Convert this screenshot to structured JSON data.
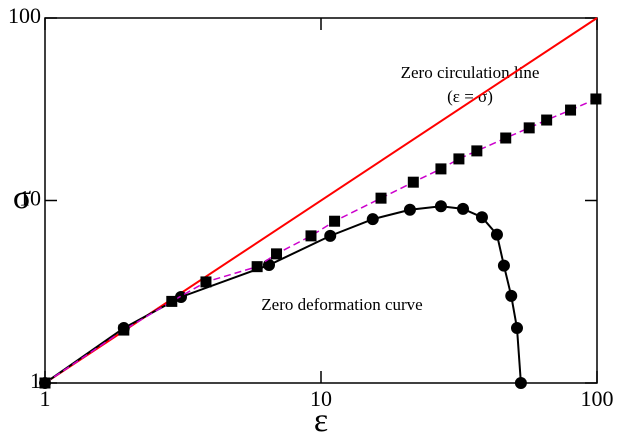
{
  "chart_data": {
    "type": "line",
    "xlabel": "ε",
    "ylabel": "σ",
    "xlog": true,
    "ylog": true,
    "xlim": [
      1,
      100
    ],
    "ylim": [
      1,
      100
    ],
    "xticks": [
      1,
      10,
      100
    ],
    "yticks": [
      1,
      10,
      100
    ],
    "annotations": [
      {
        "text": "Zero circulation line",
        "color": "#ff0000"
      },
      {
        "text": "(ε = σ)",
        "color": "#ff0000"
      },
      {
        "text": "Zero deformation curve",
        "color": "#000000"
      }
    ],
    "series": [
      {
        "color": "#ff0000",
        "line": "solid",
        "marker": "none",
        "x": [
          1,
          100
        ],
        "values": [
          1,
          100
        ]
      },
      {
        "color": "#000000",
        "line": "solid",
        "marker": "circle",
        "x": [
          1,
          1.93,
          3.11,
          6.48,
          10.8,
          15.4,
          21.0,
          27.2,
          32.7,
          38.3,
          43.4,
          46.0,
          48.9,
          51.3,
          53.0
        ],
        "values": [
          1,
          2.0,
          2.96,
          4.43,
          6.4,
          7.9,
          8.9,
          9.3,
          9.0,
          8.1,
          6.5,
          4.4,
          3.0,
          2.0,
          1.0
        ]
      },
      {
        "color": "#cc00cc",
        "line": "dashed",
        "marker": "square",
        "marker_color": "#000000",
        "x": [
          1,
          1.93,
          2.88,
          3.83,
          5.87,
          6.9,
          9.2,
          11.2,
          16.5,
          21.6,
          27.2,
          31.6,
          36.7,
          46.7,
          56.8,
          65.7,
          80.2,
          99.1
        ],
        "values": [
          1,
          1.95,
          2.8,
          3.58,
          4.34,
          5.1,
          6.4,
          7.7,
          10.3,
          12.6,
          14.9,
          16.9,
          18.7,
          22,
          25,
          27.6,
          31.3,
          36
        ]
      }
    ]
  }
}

» Given task: Set the data above down again exactly as given, with no pictures.

» Solution:
Convert this screenshot to structured JSON data.
{
  "chart_data": {
    "type": "line",
    "xlabel": "ε",
    "ylabel": "σ",
    "xlog": true,
    "ylog": true,
    "xlim": [
      1,
      100
    ],
    "ylim": [
      1,
      100
    ],
    "xticks": [
      1,
      10,
      100
    ],
    "yticks": [
      1,
      10,
      100
    ],
    "annotations": [
      {
        "text": "Zero circulation line",
        "color": "#ff0000"
      },
      {
        "text": "(ε = σ)",
        "color": "#ff0000"
      },
      {
        "text": "Zero deformation curve",
        "color": "#000000"
      }
    ],
    "series": [
      {
        "color": "#ff0000",
        "line": "solid",
        "marker": "none",
        "x": [
          1,
          100
        ],
        "values": [
          1,
          100
        ]
      },
      {
        "color": "#000000",
        "line": "solid",
        "marker": "circle",
        "x": [
          1,
          1.93,
          3.11,
          6.48,
          10.8,
          15.4,
          21.0,
          27.2,
          32.7,
          38.3,
          43.4,
          46.0,
          48.9,
          51.3,
          53.0
        ],
        "values": [
          1,
          2.0,
          2.96,
          4.43,
          6.4,
          7.9,
          8.9,
          9.3,
          9.0,
          8.1,
          6.5,
          4.4,
          3.0,
          2.0,
          1.0
        ]
      },
      {
        "color": "#cc00cc",
        "line": "dashed",
        "marker": "square",
        "marker_color": "#000000",
        "x": [
          1,
          1.93,
          2.88,
          3.83,
          5.87,
          6.9,
          9.2,
          11.2,
          16.5,
          21.6,
          27.2,
          31.6,
          36.7,
          46.7,
          56.8,
          65.7,
          80.2,
          99.1
        ],
        "values": [
          1,
          1.95,
          2.8,
          3.58,
          4.34,
          5.1,
          6.4,
          7.7,
          10.3,
          12.6,
          14.9,
          16.9,
          18.7,
          22,
          25,
          27.6,
          31.3,
          36
        ]
      }
    ]
  }
}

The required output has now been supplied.